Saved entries
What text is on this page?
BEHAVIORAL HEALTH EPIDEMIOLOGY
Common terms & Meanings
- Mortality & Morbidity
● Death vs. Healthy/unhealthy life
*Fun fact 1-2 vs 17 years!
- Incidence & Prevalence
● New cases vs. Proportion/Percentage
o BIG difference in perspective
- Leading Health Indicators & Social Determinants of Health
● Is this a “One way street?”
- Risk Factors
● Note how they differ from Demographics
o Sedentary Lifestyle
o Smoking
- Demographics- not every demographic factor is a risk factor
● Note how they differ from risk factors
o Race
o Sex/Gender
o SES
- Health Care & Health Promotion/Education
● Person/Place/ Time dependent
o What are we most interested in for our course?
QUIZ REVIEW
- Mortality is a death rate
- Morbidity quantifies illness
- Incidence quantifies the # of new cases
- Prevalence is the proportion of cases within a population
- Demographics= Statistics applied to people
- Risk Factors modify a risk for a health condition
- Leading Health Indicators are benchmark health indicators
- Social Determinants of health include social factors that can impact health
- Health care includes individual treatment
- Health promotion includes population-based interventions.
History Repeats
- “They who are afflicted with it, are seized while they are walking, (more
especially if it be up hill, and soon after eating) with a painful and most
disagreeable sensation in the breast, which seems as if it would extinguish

...

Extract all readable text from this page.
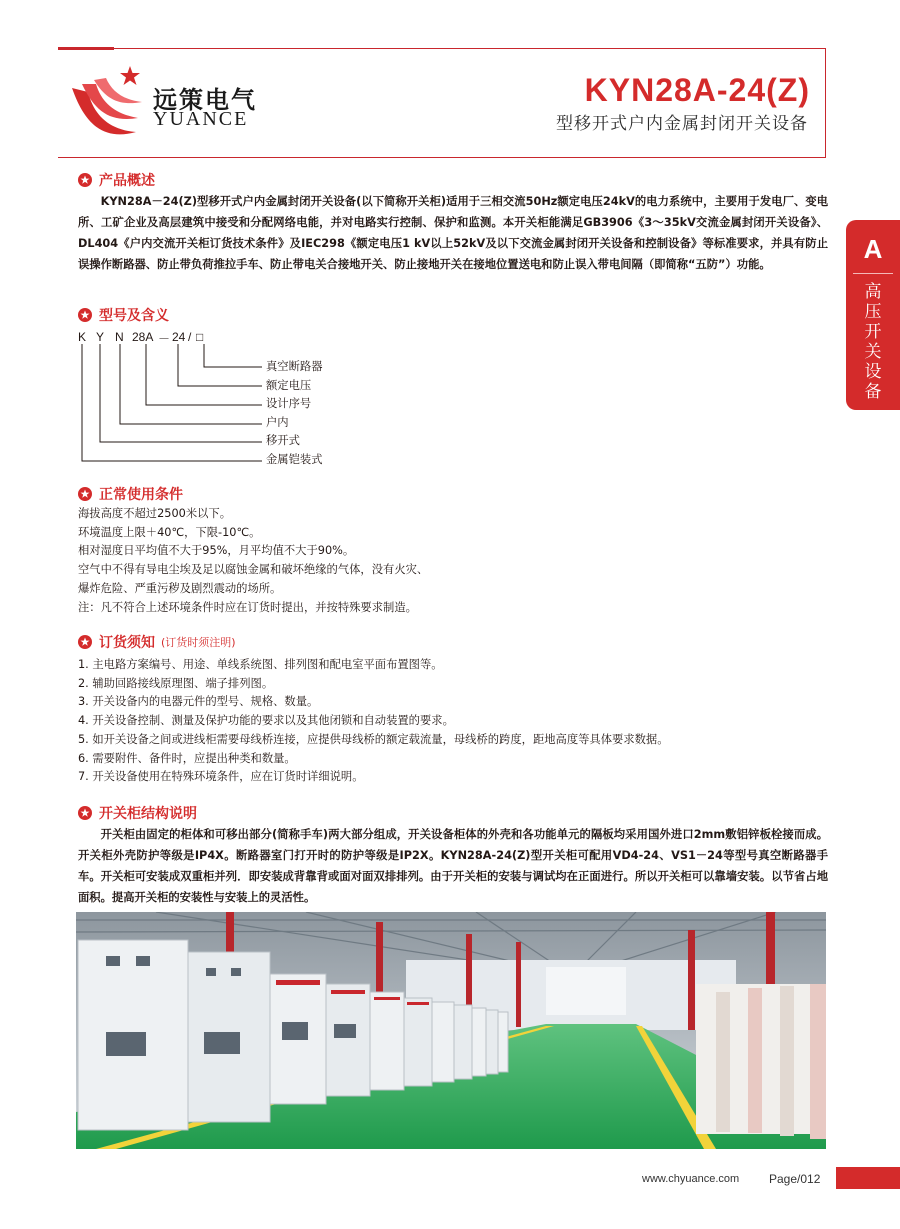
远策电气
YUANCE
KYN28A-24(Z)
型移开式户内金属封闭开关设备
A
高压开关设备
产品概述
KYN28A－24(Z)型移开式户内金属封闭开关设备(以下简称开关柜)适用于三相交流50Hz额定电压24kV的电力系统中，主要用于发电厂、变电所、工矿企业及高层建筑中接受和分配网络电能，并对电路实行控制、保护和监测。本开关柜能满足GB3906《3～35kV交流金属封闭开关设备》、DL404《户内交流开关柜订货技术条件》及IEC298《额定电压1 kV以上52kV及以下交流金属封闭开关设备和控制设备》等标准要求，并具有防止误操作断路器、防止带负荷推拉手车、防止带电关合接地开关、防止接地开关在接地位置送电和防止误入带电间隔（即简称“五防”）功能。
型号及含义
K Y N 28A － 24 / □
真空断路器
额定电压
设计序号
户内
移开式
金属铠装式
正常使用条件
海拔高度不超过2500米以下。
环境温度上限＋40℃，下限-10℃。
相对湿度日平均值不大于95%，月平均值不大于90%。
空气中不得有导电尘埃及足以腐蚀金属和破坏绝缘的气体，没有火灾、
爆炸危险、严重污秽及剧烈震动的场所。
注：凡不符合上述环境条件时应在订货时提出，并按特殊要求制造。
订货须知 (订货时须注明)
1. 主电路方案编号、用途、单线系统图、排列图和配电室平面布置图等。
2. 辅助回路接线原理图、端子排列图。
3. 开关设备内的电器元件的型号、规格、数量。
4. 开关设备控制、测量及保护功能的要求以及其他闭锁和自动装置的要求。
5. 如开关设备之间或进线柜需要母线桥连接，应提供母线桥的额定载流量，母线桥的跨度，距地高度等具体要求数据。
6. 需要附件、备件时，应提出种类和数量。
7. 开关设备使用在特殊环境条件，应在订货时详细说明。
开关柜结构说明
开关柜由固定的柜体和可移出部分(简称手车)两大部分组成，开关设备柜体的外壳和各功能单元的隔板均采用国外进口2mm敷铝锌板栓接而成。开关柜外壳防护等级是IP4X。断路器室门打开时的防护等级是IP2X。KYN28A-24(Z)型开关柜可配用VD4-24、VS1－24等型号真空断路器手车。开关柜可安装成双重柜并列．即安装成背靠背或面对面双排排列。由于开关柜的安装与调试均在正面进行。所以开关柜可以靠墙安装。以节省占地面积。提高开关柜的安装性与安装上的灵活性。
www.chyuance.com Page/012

Exercise brief → Your answer should be a single number: the count of lines in the material above that contain "includes".

Answer to the problem → 2